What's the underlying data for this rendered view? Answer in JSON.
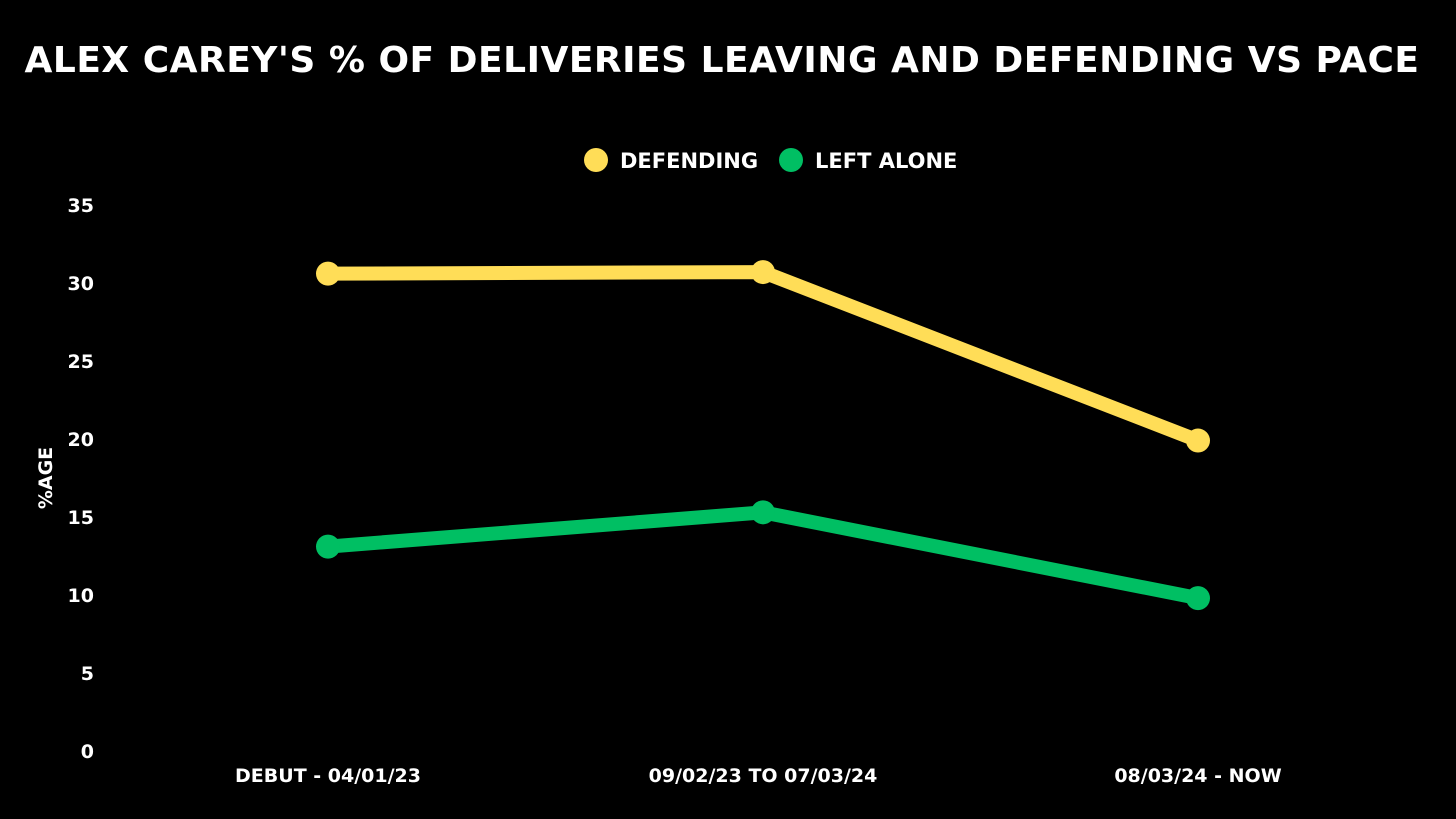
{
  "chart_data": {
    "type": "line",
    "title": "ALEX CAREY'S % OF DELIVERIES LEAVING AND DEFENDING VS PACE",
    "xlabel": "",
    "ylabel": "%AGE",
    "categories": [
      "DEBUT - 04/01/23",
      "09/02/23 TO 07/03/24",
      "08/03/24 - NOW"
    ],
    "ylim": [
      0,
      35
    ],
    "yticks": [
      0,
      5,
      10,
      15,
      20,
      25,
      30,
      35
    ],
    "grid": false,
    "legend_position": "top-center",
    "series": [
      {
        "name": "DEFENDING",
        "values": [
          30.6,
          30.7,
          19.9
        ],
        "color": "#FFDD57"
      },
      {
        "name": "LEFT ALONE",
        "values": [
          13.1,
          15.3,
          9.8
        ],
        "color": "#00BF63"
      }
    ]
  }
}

### What is asked
Repeat the listing in full and exactly. Leave any pictures out.

### Output of the exercise
What's the underlying data for this rendered view? Answer in JSON.
{
  "chart_data": {
    "type": "line",
    "title": "ALEX CAREY'S % OF DELIVERIES LEAVING AND DEFENDING VS PACE",
    "xlabel": "",
    "ylabel": "%AGE",
    "categories": [
      "DEBUT - 04/01/23",
      "09/02/23 TO 07/03/24",
      "08/03/24 - NOW"
    ],
    "ylim": [
      0,
      35
    ],
    "yticks": [
      0,
      5,
      10,
      15,
      20,
      25,
      30,
      35
    ],
    "grid": false,
    "legend_position": "top-center",
    "series": [
      {
        "name": "DEFENDING",
        "values": [
          30.6,
          30.7,
          19.9
        ],
        "color": "#FFDD57"
      },
      {
        "name": "LEFT ALONE",
        "values": [
          13.1,
          15.3,
          9.8
        ],
        "color": "#00BF63"
      }
    ]
  }
}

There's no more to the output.